**Goal of the exercise**
Gather every line that includes the word "Jeonse", please.

[Extracted data entries]
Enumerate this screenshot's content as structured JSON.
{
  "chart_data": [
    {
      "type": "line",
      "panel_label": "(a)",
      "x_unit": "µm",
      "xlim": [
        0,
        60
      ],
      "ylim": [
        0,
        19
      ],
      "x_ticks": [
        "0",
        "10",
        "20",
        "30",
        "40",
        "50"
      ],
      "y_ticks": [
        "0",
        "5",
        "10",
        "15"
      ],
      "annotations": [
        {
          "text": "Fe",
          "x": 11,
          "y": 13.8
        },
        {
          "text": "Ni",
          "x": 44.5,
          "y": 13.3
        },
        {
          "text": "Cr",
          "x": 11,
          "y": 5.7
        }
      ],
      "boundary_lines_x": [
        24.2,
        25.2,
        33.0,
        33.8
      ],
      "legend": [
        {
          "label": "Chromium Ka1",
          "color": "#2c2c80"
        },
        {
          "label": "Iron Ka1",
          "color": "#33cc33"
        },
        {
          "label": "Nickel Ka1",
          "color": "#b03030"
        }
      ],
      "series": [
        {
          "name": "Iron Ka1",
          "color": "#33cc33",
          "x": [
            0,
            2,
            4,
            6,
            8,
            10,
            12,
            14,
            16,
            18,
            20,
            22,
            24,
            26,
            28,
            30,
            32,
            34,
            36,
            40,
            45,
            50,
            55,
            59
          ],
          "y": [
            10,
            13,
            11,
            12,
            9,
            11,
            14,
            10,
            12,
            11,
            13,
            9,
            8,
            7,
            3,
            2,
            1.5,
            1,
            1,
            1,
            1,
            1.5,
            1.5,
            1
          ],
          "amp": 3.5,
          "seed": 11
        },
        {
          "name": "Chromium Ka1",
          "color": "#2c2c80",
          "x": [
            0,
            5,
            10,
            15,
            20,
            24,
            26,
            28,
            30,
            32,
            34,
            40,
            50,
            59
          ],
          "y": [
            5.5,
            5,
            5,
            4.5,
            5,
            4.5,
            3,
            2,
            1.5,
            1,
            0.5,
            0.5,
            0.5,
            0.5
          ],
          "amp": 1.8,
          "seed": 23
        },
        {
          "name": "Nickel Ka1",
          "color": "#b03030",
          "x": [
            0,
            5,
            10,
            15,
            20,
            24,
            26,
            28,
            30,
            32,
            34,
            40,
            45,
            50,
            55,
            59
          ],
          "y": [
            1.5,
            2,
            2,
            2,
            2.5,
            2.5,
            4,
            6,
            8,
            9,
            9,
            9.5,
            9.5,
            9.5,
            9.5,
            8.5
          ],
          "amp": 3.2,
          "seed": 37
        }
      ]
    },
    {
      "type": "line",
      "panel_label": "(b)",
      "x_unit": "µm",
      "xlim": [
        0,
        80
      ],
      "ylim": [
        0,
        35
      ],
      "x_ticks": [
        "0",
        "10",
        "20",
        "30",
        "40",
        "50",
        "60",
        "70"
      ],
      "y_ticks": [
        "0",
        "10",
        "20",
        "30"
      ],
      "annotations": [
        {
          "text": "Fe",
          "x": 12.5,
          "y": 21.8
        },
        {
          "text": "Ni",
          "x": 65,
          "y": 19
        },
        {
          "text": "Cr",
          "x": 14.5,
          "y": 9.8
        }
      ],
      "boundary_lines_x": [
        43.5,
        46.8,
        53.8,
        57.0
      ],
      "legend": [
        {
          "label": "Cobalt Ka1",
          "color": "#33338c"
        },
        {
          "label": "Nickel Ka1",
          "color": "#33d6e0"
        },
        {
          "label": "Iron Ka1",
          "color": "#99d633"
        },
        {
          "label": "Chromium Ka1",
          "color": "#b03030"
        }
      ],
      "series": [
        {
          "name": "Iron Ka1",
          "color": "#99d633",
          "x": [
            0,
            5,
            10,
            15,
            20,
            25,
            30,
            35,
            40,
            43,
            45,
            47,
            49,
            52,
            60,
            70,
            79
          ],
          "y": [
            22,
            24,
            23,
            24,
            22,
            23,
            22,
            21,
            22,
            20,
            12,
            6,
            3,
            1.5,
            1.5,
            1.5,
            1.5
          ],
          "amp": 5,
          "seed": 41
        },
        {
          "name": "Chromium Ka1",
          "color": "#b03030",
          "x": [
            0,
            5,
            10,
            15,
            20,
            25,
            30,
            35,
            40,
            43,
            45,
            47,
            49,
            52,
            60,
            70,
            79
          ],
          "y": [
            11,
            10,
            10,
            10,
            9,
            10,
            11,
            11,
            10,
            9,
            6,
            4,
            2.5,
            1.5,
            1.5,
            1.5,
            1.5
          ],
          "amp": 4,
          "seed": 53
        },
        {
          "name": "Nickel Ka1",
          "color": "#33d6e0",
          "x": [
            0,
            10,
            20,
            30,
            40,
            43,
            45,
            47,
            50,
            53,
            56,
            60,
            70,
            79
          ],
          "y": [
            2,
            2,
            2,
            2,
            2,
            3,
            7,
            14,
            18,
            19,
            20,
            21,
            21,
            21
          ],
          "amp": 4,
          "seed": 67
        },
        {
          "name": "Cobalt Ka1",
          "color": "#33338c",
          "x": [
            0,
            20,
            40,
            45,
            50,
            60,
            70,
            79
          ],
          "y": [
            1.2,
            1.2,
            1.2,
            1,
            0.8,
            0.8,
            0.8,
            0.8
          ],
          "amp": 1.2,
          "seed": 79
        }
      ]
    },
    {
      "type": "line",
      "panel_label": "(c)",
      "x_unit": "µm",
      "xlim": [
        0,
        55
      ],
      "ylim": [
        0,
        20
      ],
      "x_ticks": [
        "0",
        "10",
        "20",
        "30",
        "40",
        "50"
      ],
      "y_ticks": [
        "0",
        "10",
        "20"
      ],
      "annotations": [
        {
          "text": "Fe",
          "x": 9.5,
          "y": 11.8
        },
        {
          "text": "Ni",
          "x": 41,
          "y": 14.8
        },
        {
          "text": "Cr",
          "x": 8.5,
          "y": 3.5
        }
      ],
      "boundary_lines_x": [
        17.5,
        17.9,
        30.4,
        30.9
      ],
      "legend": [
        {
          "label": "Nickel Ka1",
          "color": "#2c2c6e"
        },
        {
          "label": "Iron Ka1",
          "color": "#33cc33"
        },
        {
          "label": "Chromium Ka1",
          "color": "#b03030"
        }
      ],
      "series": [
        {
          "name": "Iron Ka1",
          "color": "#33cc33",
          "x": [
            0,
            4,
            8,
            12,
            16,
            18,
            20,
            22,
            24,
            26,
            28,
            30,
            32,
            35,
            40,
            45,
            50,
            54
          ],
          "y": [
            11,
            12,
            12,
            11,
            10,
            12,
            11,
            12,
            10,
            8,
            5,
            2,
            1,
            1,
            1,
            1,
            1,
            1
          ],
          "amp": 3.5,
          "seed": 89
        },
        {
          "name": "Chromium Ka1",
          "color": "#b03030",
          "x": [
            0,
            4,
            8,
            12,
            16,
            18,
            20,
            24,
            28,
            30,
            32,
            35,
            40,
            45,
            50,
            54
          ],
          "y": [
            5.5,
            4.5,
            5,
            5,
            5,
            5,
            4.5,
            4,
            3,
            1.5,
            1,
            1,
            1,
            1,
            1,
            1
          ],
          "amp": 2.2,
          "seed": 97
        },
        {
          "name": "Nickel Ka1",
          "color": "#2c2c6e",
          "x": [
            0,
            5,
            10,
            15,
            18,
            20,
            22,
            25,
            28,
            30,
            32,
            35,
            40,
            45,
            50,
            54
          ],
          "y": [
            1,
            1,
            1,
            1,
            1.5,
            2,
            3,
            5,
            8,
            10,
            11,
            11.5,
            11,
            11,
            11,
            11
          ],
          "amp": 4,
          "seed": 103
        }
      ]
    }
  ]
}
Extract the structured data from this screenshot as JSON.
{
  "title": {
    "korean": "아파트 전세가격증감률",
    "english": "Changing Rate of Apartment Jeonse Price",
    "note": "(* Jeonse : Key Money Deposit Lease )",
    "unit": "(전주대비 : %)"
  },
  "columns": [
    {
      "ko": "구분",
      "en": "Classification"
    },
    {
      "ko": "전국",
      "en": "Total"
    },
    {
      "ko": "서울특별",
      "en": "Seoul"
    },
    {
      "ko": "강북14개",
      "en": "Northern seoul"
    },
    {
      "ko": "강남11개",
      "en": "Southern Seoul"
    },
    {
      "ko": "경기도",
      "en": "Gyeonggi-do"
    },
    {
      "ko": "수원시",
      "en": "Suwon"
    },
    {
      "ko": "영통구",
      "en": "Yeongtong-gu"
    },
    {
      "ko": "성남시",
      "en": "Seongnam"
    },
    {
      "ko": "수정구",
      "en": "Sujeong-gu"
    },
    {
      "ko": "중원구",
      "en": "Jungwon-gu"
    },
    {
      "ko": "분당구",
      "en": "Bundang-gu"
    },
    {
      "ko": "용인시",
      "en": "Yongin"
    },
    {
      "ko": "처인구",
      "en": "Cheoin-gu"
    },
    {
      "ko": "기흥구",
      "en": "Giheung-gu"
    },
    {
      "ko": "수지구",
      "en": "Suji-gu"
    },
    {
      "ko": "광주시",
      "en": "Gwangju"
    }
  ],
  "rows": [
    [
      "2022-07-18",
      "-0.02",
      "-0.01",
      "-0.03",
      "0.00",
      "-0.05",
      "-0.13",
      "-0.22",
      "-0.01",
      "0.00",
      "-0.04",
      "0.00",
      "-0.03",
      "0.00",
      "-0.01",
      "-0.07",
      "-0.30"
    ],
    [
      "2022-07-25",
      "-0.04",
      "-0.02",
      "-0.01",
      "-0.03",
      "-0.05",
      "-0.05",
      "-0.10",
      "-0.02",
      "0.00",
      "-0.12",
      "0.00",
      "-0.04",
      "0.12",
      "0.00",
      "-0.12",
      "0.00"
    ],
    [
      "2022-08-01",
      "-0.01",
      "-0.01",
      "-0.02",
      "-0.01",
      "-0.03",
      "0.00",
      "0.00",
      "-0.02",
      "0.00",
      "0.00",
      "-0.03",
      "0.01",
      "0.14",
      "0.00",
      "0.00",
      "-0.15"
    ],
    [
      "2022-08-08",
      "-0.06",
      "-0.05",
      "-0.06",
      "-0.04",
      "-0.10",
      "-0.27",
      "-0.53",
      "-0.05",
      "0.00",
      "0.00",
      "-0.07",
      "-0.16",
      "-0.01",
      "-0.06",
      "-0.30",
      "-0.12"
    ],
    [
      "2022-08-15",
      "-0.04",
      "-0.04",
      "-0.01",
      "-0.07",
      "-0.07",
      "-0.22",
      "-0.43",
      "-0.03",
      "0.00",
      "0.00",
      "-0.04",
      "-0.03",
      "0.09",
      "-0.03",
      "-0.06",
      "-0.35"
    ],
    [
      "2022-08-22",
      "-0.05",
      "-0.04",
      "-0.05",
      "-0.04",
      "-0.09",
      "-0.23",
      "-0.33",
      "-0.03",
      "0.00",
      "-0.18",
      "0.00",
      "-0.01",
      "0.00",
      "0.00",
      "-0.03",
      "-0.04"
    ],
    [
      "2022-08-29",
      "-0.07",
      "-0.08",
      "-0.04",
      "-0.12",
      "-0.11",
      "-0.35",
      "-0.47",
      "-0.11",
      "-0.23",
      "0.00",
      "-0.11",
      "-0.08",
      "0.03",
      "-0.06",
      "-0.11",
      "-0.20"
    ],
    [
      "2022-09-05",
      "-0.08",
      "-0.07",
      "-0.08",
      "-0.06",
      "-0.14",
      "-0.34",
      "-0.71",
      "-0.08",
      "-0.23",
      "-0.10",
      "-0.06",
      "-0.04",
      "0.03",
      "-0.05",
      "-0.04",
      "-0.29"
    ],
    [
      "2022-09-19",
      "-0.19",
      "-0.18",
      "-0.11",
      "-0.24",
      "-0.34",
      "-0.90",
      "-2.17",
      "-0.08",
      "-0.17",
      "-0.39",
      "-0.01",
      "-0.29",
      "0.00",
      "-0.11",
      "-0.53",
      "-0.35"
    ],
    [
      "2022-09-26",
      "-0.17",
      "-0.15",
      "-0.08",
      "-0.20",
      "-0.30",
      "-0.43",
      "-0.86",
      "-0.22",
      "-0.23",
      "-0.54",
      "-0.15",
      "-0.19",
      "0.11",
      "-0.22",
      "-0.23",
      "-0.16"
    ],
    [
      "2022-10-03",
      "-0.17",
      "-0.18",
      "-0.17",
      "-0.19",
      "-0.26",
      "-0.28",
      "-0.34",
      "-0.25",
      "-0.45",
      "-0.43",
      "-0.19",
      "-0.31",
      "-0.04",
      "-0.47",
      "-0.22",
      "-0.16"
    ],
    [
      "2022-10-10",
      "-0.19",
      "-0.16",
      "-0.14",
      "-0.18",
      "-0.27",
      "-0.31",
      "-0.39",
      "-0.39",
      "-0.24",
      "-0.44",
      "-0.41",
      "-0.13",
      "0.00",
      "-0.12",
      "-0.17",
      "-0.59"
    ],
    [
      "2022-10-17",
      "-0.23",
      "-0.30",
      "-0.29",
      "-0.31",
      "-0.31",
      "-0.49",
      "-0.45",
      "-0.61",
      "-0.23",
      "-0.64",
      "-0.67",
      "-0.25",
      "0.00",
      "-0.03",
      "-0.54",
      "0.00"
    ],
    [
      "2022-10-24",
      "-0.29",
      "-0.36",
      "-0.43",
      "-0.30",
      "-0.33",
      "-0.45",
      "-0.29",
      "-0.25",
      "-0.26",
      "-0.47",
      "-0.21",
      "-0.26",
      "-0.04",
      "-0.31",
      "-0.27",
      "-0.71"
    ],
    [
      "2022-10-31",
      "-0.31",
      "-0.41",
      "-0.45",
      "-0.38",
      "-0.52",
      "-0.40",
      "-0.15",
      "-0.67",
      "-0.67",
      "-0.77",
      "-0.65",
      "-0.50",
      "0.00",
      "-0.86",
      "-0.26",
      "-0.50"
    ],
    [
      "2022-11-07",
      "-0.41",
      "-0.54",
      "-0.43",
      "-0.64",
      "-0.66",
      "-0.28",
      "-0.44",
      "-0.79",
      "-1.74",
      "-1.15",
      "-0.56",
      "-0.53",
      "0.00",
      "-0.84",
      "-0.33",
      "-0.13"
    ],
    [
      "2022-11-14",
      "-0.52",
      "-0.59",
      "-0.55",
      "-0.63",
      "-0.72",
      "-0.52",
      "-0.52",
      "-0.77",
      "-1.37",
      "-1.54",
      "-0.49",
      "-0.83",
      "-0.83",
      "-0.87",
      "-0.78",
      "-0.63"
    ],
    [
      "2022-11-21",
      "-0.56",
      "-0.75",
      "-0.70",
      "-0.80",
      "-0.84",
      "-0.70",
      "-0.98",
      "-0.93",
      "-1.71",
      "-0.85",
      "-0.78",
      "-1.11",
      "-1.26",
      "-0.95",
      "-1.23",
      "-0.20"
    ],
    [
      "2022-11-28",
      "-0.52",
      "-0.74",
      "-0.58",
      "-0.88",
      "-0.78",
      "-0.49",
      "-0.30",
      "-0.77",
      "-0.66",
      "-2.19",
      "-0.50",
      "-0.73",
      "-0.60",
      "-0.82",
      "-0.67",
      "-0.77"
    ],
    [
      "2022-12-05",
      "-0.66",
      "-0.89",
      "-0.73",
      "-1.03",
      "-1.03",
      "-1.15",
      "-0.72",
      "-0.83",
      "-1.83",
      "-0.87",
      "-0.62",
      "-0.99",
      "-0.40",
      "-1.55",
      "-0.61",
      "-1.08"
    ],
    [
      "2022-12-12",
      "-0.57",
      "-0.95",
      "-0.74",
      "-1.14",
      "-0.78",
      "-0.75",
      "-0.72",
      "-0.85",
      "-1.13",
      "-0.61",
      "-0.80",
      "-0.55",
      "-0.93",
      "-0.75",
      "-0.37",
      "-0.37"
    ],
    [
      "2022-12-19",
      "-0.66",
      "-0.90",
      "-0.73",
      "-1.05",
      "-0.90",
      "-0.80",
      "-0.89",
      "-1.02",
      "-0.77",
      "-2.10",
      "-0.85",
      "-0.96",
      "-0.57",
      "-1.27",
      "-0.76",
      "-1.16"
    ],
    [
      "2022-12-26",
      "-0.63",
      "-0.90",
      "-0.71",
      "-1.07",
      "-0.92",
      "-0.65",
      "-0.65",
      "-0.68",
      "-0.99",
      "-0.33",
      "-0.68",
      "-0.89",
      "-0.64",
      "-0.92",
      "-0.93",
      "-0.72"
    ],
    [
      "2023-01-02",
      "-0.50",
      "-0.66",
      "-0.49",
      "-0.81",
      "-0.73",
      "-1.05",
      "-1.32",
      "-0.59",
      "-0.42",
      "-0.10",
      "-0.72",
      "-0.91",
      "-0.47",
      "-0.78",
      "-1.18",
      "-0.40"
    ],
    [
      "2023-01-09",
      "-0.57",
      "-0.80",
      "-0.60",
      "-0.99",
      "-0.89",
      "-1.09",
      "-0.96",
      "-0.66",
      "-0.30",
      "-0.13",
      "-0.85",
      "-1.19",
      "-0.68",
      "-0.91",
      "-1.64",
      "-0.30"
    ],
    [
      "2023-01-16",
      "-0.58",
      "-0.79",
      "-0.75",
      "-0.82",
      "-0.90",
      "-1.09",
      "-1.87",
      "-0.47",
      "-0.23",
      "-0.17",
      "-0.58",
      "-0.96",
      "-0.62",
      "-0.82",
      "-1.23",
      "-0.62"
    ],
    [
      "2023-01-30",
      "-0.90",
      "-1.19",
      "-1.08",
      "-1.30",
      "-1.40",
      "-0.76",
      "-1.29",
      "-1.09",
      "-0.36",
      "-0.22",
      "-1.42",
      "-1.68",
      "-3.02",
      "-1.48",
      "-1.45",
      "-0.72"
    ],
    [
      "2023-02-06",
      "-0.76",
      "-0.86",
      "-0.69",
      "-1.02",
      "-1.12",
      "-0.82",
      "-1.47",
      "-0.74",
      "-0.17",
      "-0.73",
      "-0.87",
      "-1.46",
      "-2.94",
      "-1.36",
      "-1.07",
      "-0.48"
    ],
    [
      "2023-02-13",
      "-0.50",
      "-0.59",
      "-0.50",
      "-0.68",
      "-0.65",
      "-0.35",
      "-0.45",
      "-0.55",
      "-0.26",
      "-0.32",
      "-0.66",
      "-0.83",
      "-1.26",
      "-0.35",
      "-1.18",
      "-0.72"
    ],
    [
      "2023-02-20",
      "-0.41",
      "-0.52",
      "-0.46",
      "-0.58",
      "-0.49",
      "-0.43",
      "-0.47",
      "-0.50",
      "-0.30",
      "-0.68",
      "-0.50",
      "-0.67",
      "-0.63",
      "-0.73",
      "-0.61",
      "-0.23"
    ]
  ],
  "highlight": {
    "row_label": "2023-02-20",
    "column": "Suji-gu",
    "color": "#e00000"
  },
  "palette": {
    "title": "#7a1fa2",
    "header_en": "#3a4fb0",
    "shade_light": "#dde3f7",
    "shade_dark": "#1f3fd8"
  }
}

**Response to this task**
    "english": "Changing Rate of Apartment Jeonse Price",
    "note": "(* Jeonse : Key Money Deposit Lease )",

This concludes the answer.